_GIVEN REQUEST_
Look through the lines below and extract each one that contains "YYYY".

Saved entries

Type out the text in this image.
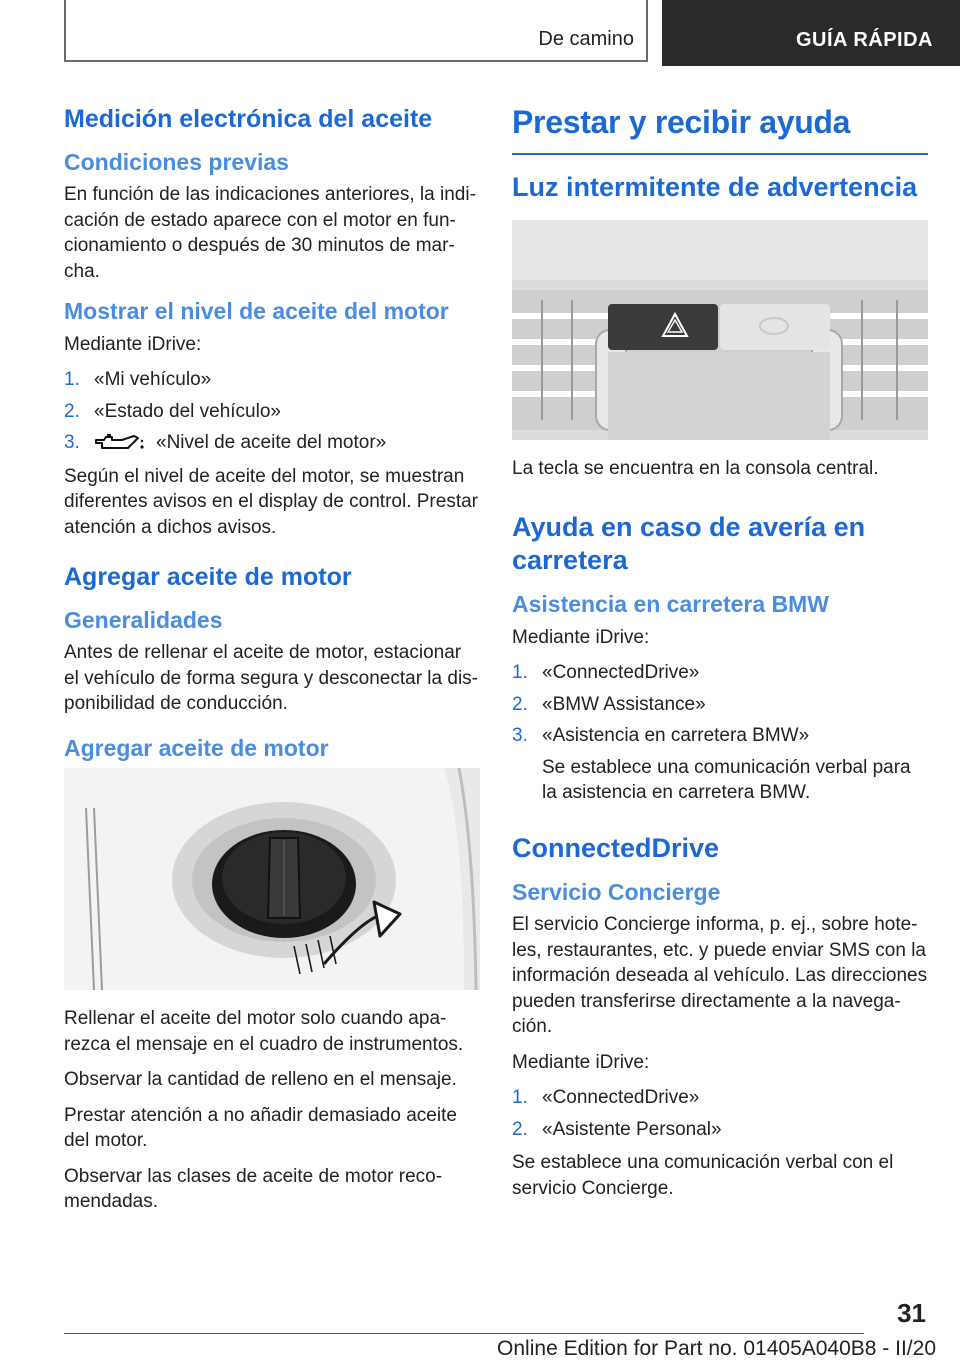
De camino	GUÍA RÁPIDA
Medición electrónica del aceite
Condiciones previas

En función de las indicaciones anteriores, la indi-cación de estado aparece con el motor en fun-cionamiento o después de 30 minutos de mar-cha.

Mostrar el nivel de aceite del motor

Mediante iDrive:

1. «Mi vehículo»
2. «Estado del vehículo»
3.	«Nivel de aceite del motor»

Según el nivel de aceite del motor, se muestran diferentes avisos en el display de control. Prestar atención a dichos avisos.

Agregar aceite de motor
Generalidades

Antes de rellenar el aceite de motor, estacionar el vehículo de forma segura y desconectar la dis-ponibilidad de conducción.

Agregar aceite de motor

Rellenar el aceite del motor solo cuando apa-rezca el mensaje en el cuadro de instrumentos.

Observar la cantidad de relleno en el mensaje.

Prestar atención a no añadir demasiado aceite del motor.

Observar las clases de aceite de motor reco-mendadas.

Prestar y recibir ayuda
Luz intermitente de advertencia

La tecla se encuentra en la consola central.

Ayuda en caso de avería en carretera
Asistencia en carretera BMW

Mediante iDrive:

1. «ConnectedDrive»
2. «BMW Assistance»
3. «Asistencia en carretera BMW»
Se establece una comunicación verbal para la asistencia en carretera BMW.
ConnectedDrive
Servicio Concierge

El servicio Concierge informa, p. ej., sobre hote-les, restaurantes, etc. y puede enviar SMS con la información deseada al vehículo. Las direcciones pueden transferirse directamente a la navega-ción.

Mediante iDrive:

1. «ConnectedDrive»
2. «Asistente Personal»

Se establece una comunicación verbal con el servicio Concierge.

31
Online Edition for Part no. 01405A040B8 - II/20
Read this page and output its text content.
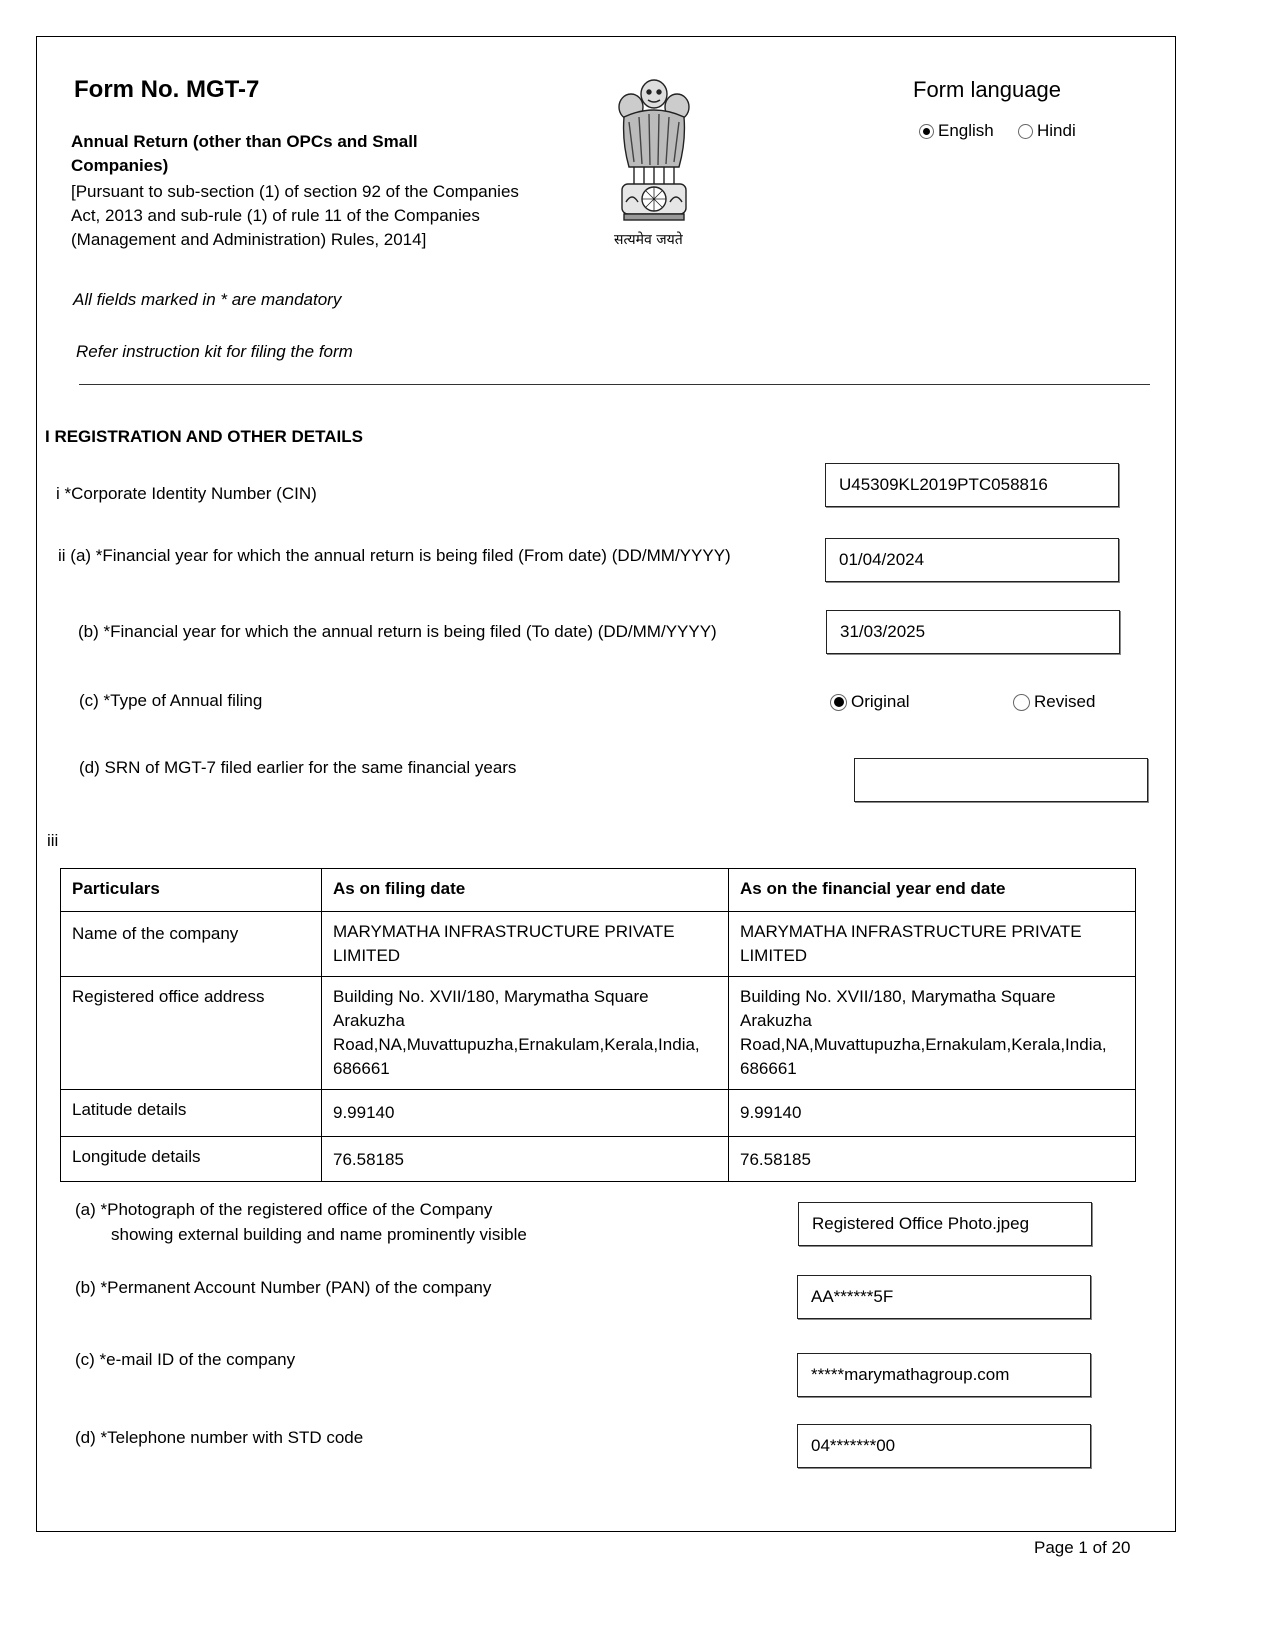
Form No. MGT-7
Annual Return (other than OPCs and Small Companies)
[Pursuant to sub-section (1) of section 92 of the Companies Act, 2013 and sub-rule (1) of rule 11 of the Companies (Management and Administration) Rules, 2014]
All fields marked in * are mandatory
Refer instruction kit for filing the form
सत्यमेव जयते
Form language
English	Hindi
I REGISTRATION AND OTHER DETAILS
i *Corporate Identity Number (CIN)	U45309KL2019PTC058816
ii (a) *Financial year for which the annual return is being filed (From date) (DD/MM/YYYY)	01/04/2024
(b) *Financial year for which the annual return is being filed (To date) (DD/MM/YYYY)	31/03/2025
(c) *Type of Annual filing	Original	Revised
(d) SRN of MGT-7 filed earlier for the same financial years
iii
Particulars	As on filing date	As on the financial year end date
Name of the company	MARYMATHA INFRASTRUCTURE PRIVATE LIMITED	MARYMATHA INFRASTRUCTURE PRIVATE LIMITED
Registered office address	Building No. XVII/180, Marymatha Square Arakuzha Road,NA,Muvattupuzha,Ernakulam,Kerala,India, 686661	Building No. XVII/180, Marymatha Square Arakuzha Road,NA,Muvattupuzha,Ernakulam,Kerala,India, 686661
Latitude details	9.99140	9.99140
Longitude details	76.58185	76.58185
(a) *Photograph of the registered office of the Company
showing external building and name prominently visible
Registered Office Photo.jpeg
(b) *Permanent Account Number (PAN) of the company	AA******5F
(c) *e-mail ID of the company
*****marymathagroup.com
(d) *Telephone number with STD code	04*******00
Page 1 of 20
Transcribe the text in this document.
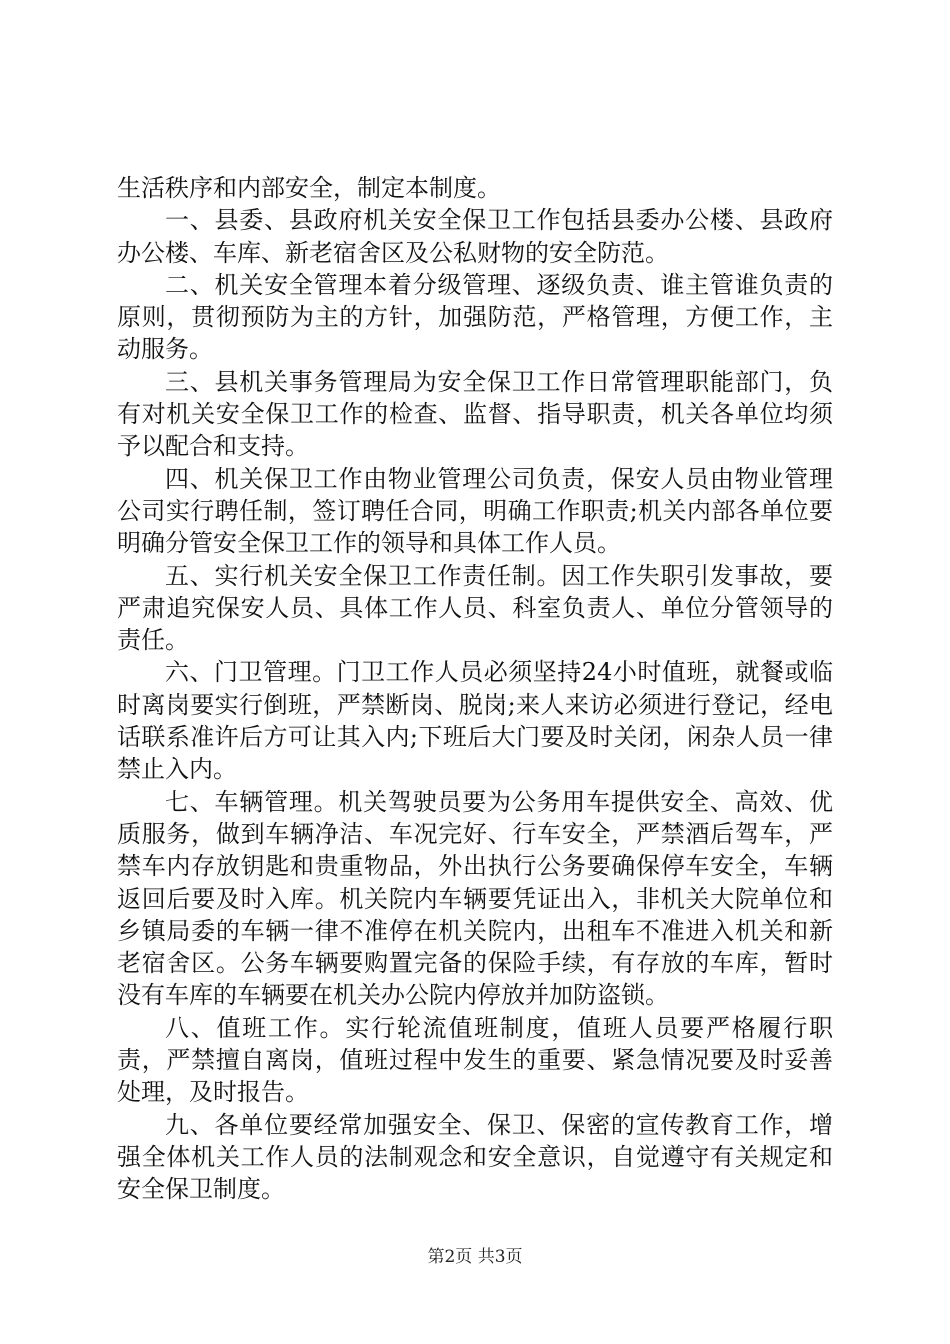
生活秩序和内部安全，制定本制度。

一、县委、县政府机关安全保卫工作包括县委办公楼、县政府办公楼、车库、新老宿舍区及公私财物的安全防范。

二、机关安全管理本着分级管理、逐级负责、谁主管谁负责的原则，贯彻预防为主的方针，加强防范，严格管理，方便工作，主动服务。

三、县机关事务管理局为安全保卫工作日常管理职能部门，负有对机关安全保卫工作的检查、监督、指导职责，机关各单位均须予以配合和支持。

四、机关保卫工作由物业管理公司负责，保安人员由物业管理公司实行聘任制，签订聘任合同，明确工作职责;机关内部各单位要明确分管安全保卫工作的领导和具体工作人员。

五、实行机关安全保卫工作责任制。因工作失职引发事故，要严肃追究保安人员、具体工作人员、科室负责人、单位分管领导的责任。

六、门卫管理。门卫工作人员必须坚持24小时值班，就餐或临时离岗要实行倒班，严禁断岗、脱岗;来人来访必须进行登记，经电话联系准许后方可让其入内;下班后大门要及时关闭，闲杂人员一律禁止入内。

七、车辆管理。机关驾驶员要为公务用车提供安全、高效、优质服务，做到车辆净洁、车况完好、行车安全，严禁酒后驾车，严禁车内存放钥匙和贵重物品，外出执行公务要确保停车安全，车辆返回后要及时入库。机关院内车辆要凭证出入，非机关大院单位和乡镇局委的车辆一律不准停在机关院内，出租车不准进入机关和新老宿舍区。公务车辆要购置完备的保险手续，有存放的车库，暂时没有车库的车辆要在机关办公院内停放并加防盗锁。

八、值班工作。实行轮流值班制度，值班人员要严格履行职责，严禁擅自离岗，值班过程中发生的重要、紧急情况要及时妥善处理，及时报告。

九、各单位要经常加强安全、保卫、保密的宣传教育工作，增强全体机关工作人员的法制观念和安全意识，自觉遵守有关规定和安全保卫制度。

第2页 共3页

_OUTPUT OF THE TASK_
ii (a) *Financial year for which the annual return is being filed (From date) (DD/MM/YYYY)	01/04/2024
(b) *Financial year for which the annual return is being filed (To date) (DD/MM/YYYY)	31/03/2025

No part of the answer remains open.